Items from a document page collection:
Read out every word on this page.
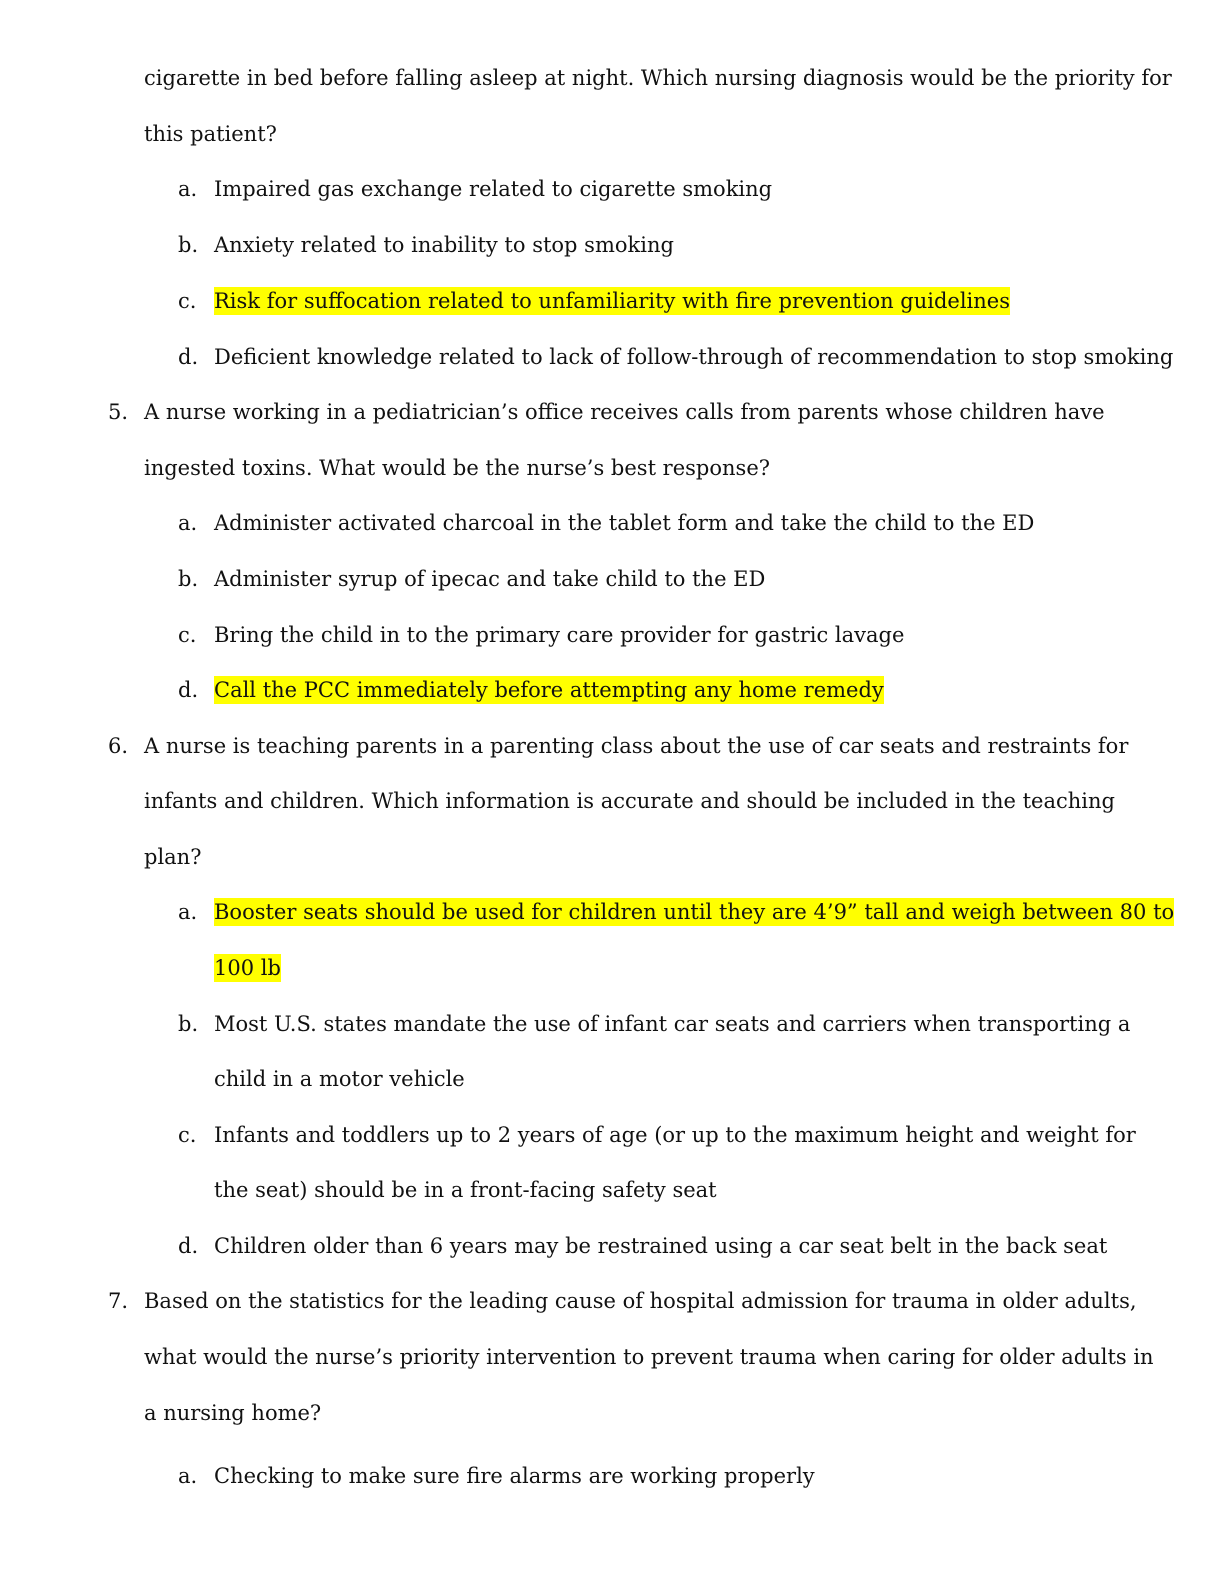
cigarette in bed before falling asleep at night. Which nursing diagnosis would be the priority for
this patient?
a. Impaired gas exchange related to cigarette smoking
b. Anxiety related to inability to stop smoking
c. Risk for suffocation related to unfamiliarity with fire prevention guidelines
d. Deficient knowledge related to lack of follow-through of recommendation to stop smoking
5. A nurse working in a pediatrician’s office receives calls from parents whose children have
ingested toxins. What would be the nurse’s best response?
a. Administer activated charcoal in the tablet form and take the child to the ED
b. Administer syrup of ipecac and take child to the ED
c. Bring the child in to the primary care provider for gastric lavage
d. Call the PCC immediately before attempting any home remedy
6. A nurse is teaching parents in a parenting class about the use of car seats and restraints for
infants and children. Which information is accurate and should be included in the teaching
plan?
a. Booster seats should be used for children until they are 4’9” tall and weigh between 80 to
100 lb
b. Most U.S. states mandate the use of infant car seats and carriers when transporting a
child in a motor vehicle
c. Infants and toddlers up to 2 years of age (or up to the maximum height and weight for
the seat) should be in a front-facing safety seat
d. Children older than 6 years may be restrained using a car seat belt in the back seat
7. Based on the statistics for the leading cause of hospital admission for trauma in older adults,
what would the nurse’s priority intervention to prevent trauma when caring for older adults in
a nursing home?
a. Checking to make sure fire alarms are working properly
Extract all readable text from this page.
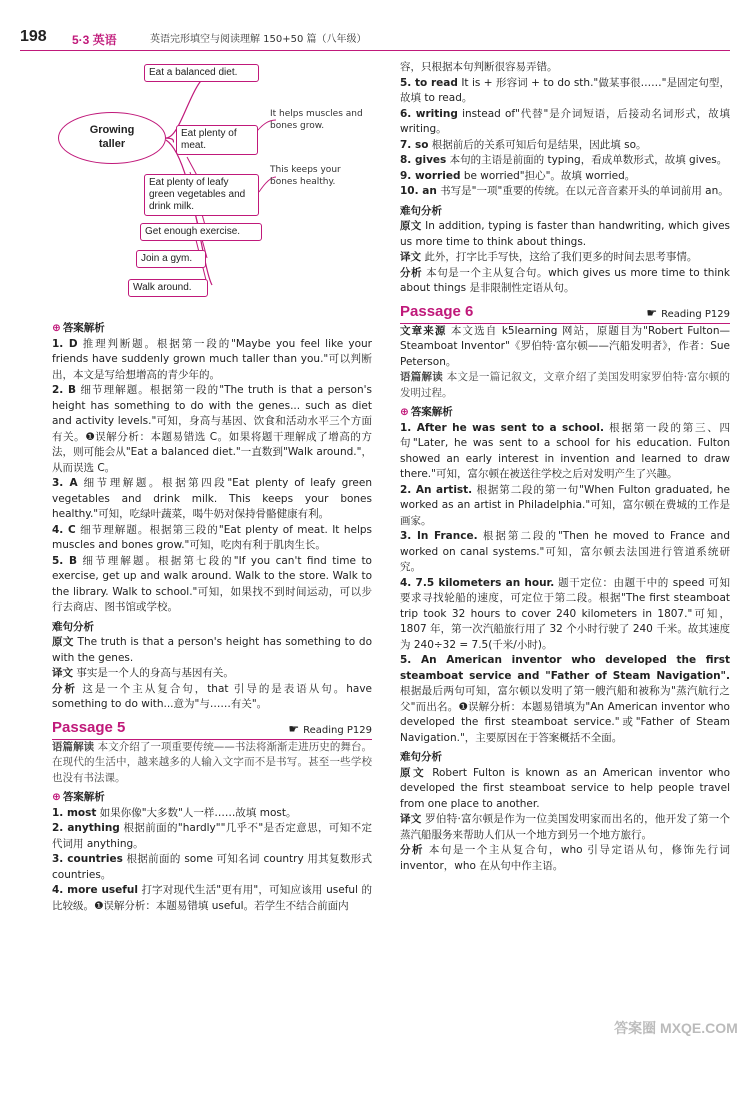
198 5·3 英语	英语完形填空与阅读理解 150+50 篇（八年级）
Growing
taller
Eat a balanced diet.
Eat plenty of meat.
Eat plenty of leafy green vegetables and drink milk.
Get enough exercise.
Join a gym.
Walk around.
It helps muscles and bones grow.
This keeps your bones healthy.
⊕ 答案解析

1. D 推理判断题。根据第一段的"Maybe you feel like your friends have suddenly grown much taller than you."可以判断出，本文是写给想增高的青少年的。

2. B 细节理解题。根据第一段的"The truth is that a person's height has something to do with the genes... such as diet and activity levels."可知，身高与基因、饮食和活动水平三个方面有关。❶误解分析：本题易错选 C。如果将题干理解成了增高的方法，则可能会从"Eat a balanced diet."一直数到"Walk around."，从而误选 C。

3. A 细节理解题。根据第四段"Eat plenty of leafy green vegetables and drink milk. This keeps your bones healthy."可知，吃绿叶蔬菜，喝牛奶对保持骨骼健康有利。

4. C 细节理解题。根据第三段的"Eat plenty of meat. It helps muscles and bones grow."可知，吃肉有利于肌肉生长。

5. B 细节理解题。根据第七段的"If you can't find time to exercise, get up and walk around. Walk to the store. Walk to the library. Walk to school."可知，如果找不到时间运动，可以步行去商店、图书馆或学校。

难句分析

原文 The truth is that a person's height has something to do with the genes.

译文 事实是一个人的身高与基因有关。

分析 这是一个主从复合句，that 引导的是表语从句。have something to do with...意为"与……有关"。

Passage 5	☛ Reading P129

语篇解读 本文介绍了一项重要传统——书法将渐渐走进历史的舞台。在现代的生活中，越来越多的人输入文字而不是书写。甚至一些学校也没有书法课。

⊕ 答案解析

1. most 如果你像"大多数"人一样……故填 most。

2. anything 根据前面的"hardly""几乎不"是否定意思，可知不定代词用 anything。

3. countries 根据前面的 some 可知名词 country 用其复数形式 countries。

4. more useful 打字对现代生活"更有用"，可知应该用 useful 的比较级。❶误解分析：本题易错填 useful。若学生不结合前面内

容，只根据本句判断很容易弄错。

5. to read It is + 形容词 + to do sth."做某事很……"是固定句型，故填 to read。

6. writing instead of"代替"是介词短语，后接动名词形式，故填 writing。

7. so 根据前后的关系可知后句是结果，因此填 so。

8. gives 本句的主语是前面的 typing，看成单数形式，故填 gives。

9. worried be worried"担心"。故填 worried。

10. an 书写是"一项"重要的传统。在以元音音素开头的单词前用 an。

难句分析

原文 In addition, typing is faster than handwriting, which gives us more time to think about things.

译文 此外，打字比手写快，这给了我们更多的时间去思考事情。

分析 本句是一个主从复合句。which gives us more time to think about things 是非限制性定语从句。

Passage 6	☛ Reading P129

文章来源 本文选自 k5learning 网站，原题目为"Robert Fulton—Steamboat Inventor"《罗伯特·富尔顿——汽船发明者》，作者：Sue Peterson。

语篇解读 本文是一篇记叙文，文章介绍了美国发明家罗伯特·富尔顿的发明过程。

⊕ 答案解析

1. After he was sent to a school. 根据第一段的第三、四句"Later, he was sent to a school for his education. Fulton showed an early interest in invention and learned to draw there."可知，富尔顿在被送往学校之后对发明产生了兴趣。

2. An artist. 根据第二段的第一句"When Fulton graduated, he worked as an artist in Philadelphia."可知，富尔顿在费城的工作是画家。

3. In France. 根据第二段的"Then he moved to France and worked on canal systems."可知，富尔顿去法国进行管道系统研究。

4. 7.5 kilometers an hour. 题干定位：由题干中的 speed 可知要求寻找轮船的速度，可定位于第二段。根据"The first steamboat trip took 32 hours to cover 240 kilometers in 1807."可知，1807 年，第一次汽船旅行用了 32 个小时行驶了 240 千米。故其速度为 240÷32 = 7.5(千米/小时)。

5. An American inventor who developed the first steamboat service and "Father of Steam Navigation". 根据最后两句可知，富尔顿以发明了第一艘汽船和被称为"蒸汽航行之父"而出名。❶误解分析：本题易错填为"An American inventor who developed the first steamboat service."或"Father of Steam Navigation."，主要原因在于答案概括不全面。

难句分析

原文 Robert Fulton is known as an American inventor who developed the first steamboat service to help people travel from one place to another.

译文 罗伯特·富尔顿是作为一位美国发明家而出名的，他开发了第一个蒸汽船服务来帮助人们从一个地方到另一个地方旅行。

分析 本句是一个主从复合句，who 引导定语从句，修饰先行词 inventor，who 在从句中作主语。

答案圈 MXQE.COM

Exercise:
Set down each entry above exactly as it appears. Omit the pictures.

Solution to the problem:
Read out every word on this page.
cigarette in bed before falling asleep at night. Which nursing diagnosis would be the priority for
this patient?
a. Impaired gas exchange related to cigarette smoking
b. Anxiety related to inability to stop smoking
c. Risk for suffocation related to unfamiliarity with fire prevention guidelines
d. Deficient knowledge related to lack of follow-through of recommendation to stop smoking
5. A nurse working in a pediatrician’s office receives calls from parents whose children have
ingested toxins. What would be the nurse’s best response?
a. Administer activated charcoal in the tablet form and take the child to the ED
b. Administer syrup of ipecac and take child to the ED
c. Bring the child in to the primary care provider for gastric lavage
d. Call the PCC immediately before attempting any home remedy
6. A nurse is teaching parents in a parenting class about the use of car seats and restraints for
infants and children. Which information is accurate and should be included in the teaching
plan?
a. Booster seats should be used for children until they are 4’9” tall and weigh between 80 to
100 lb
b. Most U.S. states mandate the use of infant car seats and carriers when transporting a
child in a motor vehicle
c. Infants and toddlers up to 2 years of age (or up to the maximum height and weight for
the seat) should be in a front-facing safety seat
d. Children older than 6 years may be restrained using a car seat belt in the back seat
7. Based on the statistics for the leading cause of hospital admission for trauma in older adults,
what would the nurse’s priority intervention to prevent trauma when caring for older adults in
a nursing home?
a. Checking to make sure fire alarms are working properly
Extract all readable text from this page.
198 5·3 英语	英语完形填空与阅读理解 150+50 篇（八年级）
Growing
taller
Eat a balanced diet.
Eat plenty of meat.
Eat plenty of leafy green vegetables and drink milk.
Get enough exercise.
Join a gym.
Walk around.
It helps muscles and bones grow.
This keeps your bones healthy.
⊕ 答案解析

1. D 推理判断题。根据第一段的"Maybe you feel like your friends have suddenly grown much taller than you."可以判断出，本文是写给想增高的青少年的。

2. B 细节理解题。根据第一段的"The truth is that a person's height has something to do with the genes... such as diet and activity levels."可知，身高与基因、饮食和活动水平三个方面有关。❶误解分析：本题易错选 C。如果将题干理解成了增高的方法，则可能会从"Eat a balanced diet."一直数到"Walk around."，从而误选 C。

3. A 细节理解题。根据第四段"Eat plenty of leafy green vegetables and drink milk. This keeps your bones healthy."可知，吃绿叶蔬菜，喝牛奶对保持骨骼健康有利。

4. C 细节理解题。根据第三段的"Eat plenty of meat. It helps muscles and bones grow."可知，吃肉有利于肌肉生长。

5. B 细节理解题。根据第七段的"If you can't find time to exercise, get up and walk around. Walk to the store. Walk to the library. Walk to school."可知，如果找不到时间运动，可以步行去商店、图书馆或学校。

难句分析

原文 The truth is that a person's height has something to do with the genes.

译文 事实是一个人的身高与基因有关。

分析 这是一个主从复合句，that 引导的是表语从句。have something to do with...意为"与……有关"。

Passage 5	☛ Reading P129

语篇解读 本文介绍了一项重要传统——书法将渐渐走进历史的舞台。在现代的生活中，越来越多的人输入文字而不是书写。甚至一些学校也没有书法课。

⊕ 答案解析

1. most 如果你像"大多数"人一样……故填 most。

2. anything 根据前面的"hardly""几乎不"是否定意思，可知不定代词用 anything。

3. countries 根据前面的 some 可知名词 country 用其复数形式 countries。

4. more useful 打字对现代生活"更有用"，可知应该用 useful 的比较级。❶误解分析：本题易错填 useful。若学生不结合前面内

容，只根据本句判断很容易弄错。

5. to read It is + 形容词 + to do sth."做某事很……"是固定句型，故填 to read。

6. writing instead of"代替"是介词短语，后接动名词形式，故填 writing。

7. so 根据前后的关系可知后句是结果，因此填 so。

8. gives 本句的主语是前面的 typing，看成单数形式，故填 gives。

9. worried be worried"担心"。故填 worried。

10. an 书写是"一项"重要的传统。在以元音音素开头的单词前用 an。

难句分析

原文 In addition, typing is faster than handwriting, which gives us more time to think about things.

译文 此外，打字比手写快，这给了我们更多的时间去思考事情。

分析 本句是一个主从复合句。which gives us more time to think about things 是非限制性定语从句。

Passage 6	☛ Reading P129

文章来源 本文选自 k5learning 网站，原题目为"Robert Fulton—Steamboat Inventor"《罗伯特·富尔顿——汽船发明者》，作者：Sue Peterson。

语篇解读 本文是一篇记叙文，文章介绍了美国发明家罗伯特·富尔顿的发明过程。

⊕ 答案解析

1. After he was sent to a school. 根据第一段的第三、四句"Later, he was sent to a school for his education. Fulton showed an early interest in invention and learned to draw there."可知，富尔顿在被送往学校之后对发明产生了兴趣。

2. An artist. 根据第二段的第一句"When Fulton graduated, he worked as an artist in Philadelphia."可知，富尔顿在费城的工作是画家。

3. In France. 根据第二段的"Then he moved to France and worked on canal systems."可知，富尔顿去法国进行管道系统研究。

4. 7.5 kilometers an hour. 题干定位：由题干中的 speed 可知要求寻找轮船的速度，可定位于第二段。根据"The first steamboat trip took 32 hours to cover 240 kilometers in 1807."可知，1807 年，第一次汽船旅行用了 32 个小时行驶了 240 千米。故其速度为 240÷32 = 7.5(千米/小时)。

5. An American inventor who developed the first steamboat service and "Father of Steam Navigation". 根据最后两句可知，富尔顿以发明了第一艘汽船和被称为"蒸汽航行之父"而出名。❶误解分析：本题易错填为"An American inventor who developed the first steamboat service."或"Father of Steam Navigation."，主要原因在于答案概括不全面。

难句分析

原文 Robert Fulton is known as an American inventor who developed the first steamboat service to help people travel from one place to another.

译文 罗伯特·富尔顿是作为一位美国发明家而出名的，他开发了第一个蒸汽船服务来帮助人们从一个地方到另一个地方旅行。

分析 本句是一个主从复合句，who 引导定语从句，修饰先行词 inventor，who 在从句中作主语。

答案圈 MXQE.COM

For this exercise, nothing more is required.